Convierta en una tabla Markdown, con las columnas "Número" y "Línea", el tramo de los registros que va desde el inicio hasta la línea que contiene "bar-segment-yes: 17%: [369, 632, 442, 707]", ambos extremos incluidos. Cada fila debe llevar su número y la línea correspondiente, omitiendo las líneas en blanco.

┌─ SECCIÓN DE DATOS

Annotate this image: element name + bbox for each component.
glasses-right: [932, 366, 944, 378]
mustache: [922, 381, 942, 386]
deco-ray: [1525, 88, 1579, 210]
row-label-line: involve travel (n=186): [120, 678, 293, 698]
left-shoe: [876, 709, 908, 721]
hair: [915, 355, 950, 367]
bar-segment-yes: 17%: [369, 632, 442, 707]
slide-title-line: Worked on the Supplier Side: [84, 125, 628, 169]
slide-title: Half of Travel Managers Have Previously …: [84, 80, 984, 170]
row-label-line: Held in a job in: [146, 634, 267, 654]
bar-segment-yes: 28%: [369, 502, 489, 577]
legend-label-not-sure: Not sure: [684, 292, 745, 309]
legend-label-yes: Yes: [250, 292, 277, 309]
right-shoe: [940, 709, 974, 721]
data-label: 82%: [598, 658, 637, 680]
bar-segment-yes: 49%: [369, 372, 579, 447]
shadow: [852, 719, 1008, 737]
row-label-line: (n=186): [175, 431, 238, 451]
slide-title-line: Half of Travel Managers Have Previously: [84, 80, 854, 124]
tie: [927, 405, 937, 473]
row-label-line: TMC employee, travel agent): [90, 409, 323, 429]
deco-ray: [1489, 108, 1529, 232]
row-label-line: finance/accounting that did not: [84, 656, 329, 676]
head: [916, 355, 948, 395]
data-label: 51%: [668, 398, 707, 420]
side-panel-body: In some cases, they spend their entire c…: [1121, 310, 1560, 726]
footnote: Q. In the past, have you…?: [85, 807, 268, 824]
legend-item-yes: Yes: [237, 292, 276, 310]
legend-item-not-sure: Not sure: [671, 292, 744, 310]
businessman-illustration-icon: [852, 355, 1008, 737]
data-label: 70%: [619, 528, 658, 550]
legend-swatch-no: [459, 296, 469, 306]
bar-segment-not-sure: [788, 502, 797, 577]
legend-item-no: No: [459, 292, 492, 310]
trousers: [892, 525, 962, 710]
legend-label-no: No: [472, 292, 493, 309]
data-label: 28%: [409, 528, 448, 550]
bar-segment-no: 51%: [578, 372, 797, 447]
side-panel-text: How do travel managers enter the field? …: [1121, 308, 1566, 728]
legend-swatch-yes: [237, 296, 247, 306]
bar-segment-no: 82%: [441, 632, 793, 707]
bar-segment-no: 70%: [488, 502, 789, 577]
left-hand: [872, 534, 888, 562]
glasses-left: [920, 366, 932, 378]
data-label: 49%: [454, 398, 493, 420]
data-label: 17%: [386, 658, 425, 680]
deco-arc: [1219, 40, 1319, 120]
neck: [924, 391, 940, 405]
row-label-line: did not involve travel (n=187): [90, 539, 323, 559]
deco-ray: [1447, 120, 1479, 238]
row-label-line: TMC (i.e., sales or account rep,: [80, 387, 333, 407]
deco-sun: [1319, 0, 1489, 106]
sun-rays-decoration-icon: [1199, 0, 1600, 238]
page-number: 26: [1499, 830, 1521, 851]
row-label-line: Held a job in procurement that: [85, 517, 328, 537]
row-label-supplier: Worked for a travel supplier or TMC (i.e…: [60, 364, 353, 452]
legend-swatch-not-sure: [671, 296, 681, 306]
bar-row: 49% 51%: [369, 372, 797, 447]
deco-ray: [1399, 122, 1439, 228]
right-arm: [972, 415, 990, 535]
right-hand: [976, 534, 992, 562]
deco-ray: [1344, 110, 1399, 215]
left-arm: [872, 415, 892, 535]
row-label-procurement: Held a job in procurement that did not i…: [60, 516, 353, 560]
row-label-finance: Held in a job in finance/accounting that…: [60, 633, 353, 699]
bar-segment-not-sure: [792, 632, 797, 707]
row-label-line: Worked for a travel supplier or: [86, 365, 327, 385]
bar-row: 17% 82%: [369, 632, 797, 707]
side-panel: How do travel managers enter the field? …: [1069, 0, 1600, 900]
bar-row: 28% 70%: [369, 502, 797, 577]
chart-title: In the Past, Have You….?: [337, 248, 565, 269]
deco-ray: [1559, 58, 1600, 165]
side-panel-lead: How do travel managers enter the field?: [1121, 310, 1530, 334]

└─

TAREA RESUELTA.
| Número | Línea |
|---|---|
| 1 | Annotate this image: element name + bbox for each component. |
| 2 | glasses-right: [932, 366, 944, 378] |
| 3 | mustache: [922, 381, 942, 386] |
| 4 | deco-ray: [1525, 88, 1579, 210] |
| 5 | row-label-line: involve travel (n=186): [120, 678, 293, 698] |
| 6 | left-shoe: [876, 709, 908, 721] |
| 7 | hair: [915, 355, 950, 367] |
| 8 | bar-segment-yes: 17%: [369, 632, 442, 707] |